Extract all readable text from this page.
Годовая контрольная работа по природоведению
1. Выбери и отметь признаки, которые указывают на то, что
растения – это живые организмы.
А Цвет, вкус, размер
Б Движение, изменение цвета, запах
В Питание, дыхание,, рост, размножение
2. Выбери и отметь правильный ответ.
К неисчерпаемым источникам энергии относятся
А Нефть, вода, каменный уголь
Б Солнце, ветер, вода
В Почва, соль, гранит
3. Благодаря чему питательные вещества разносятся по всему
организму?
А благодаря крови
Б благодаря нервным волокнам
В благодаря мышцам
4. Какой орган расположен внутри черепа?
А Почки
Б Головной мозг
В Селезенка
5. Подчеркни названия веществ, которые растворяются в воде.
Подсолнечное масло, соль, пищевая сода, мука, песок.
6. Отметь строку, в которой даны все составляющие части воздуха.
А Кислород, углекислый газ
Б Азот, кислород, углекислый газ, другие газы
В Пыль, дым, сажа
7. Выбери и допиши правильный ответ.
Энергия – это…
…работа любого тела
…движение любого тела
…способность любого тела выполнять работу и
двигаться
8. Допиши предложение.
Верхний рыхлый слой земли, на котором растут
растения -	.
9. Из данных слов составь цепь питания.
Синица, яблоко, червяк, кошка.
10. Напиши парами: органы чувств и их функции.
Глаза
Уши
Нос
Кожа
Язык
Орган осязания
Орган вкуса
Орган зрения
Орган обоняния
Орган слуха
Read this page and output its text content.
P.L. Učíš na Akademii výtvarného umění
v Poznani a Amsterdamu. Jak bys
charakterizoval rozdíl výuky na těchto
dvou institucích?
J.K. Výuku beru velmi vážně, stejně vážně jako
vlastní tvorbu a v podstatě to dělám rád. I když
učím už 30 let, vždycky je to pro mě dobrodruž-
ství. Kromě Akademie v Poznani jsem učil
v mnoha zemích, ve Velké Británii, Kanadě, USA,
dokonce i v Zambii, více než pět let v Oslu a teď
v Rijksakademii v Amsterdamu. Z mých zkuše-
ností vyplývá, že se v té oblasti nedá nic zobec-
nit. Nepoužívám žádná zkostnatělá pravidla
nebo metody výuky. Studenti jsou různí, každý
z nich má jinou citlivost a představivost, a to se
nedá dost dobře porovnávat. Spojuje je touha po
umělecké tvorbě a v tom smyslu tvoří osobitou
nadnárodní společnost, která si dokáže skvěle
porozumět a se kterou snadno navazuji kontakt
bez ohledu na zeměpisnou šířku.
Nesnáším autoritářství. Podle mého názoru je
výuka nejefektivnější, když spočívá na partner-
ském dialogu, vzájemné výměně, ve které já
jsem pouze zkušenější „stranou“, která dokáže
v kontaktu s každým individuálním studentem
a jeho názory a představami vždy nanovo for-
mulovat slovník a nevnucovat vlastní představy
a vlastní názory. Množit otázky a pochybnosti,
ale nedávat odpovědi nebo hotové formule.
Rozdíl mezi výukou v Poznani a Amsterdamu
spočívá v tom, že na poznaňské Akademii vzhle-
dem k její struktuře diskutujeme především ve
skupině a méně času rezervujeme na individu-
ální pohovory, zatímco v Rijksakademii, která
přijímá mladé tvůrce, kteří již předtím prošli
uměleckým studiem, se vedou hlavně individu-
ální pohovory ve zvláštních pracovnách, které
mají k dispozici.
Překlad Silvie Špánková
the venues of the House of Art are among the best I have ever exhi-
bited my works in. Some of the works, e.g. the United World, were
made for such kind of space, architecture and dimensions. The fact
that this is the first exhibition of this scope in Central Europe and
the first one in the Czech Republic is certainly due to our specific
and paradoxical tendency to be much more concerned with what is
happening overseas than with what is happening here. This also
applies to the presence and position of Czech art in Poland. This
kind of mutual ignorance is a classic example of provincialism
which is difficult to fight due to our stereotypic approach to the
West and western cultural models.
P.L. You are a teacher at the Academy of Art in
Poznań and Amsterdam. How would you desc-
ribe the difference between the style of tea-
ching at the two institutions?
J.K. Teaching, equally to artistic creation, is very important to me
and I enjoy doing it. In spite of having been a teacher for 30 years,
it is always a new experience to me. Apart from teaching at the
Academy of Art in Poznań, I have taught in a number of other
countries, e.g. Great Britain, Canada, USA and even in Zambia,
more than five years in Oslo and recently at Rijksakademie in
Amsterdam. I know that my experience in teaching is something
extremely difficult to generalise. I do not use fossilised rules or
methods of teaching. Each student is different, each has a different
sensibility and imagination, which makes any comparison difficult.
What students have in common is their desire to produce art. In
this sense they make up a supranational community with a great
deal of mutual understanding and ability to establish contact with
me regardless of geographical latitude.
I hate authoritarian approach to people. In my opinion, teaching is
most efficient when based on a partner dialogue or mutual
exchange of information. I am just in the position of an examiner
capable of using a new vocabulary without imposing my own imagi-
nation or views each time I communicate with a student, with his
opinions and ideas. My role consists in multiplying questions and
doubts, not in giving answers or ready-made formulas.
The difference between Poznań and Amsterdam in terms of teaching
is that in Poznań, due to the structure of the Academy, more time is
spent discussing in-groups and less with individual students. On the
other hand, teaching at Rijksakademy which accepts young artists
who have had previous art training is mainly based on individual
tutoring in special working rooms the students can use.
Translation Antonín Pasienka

__Instruction__.
Pull out all lines from the listing that contain the string "vlastní".

__Output of the exercise__.
vlastní tvorbu a v podstatě to dělám rád. I když
mulovat slovník a nevnucovat vlastní představy
a vlastní názory. Množit otázky a pochybnosti,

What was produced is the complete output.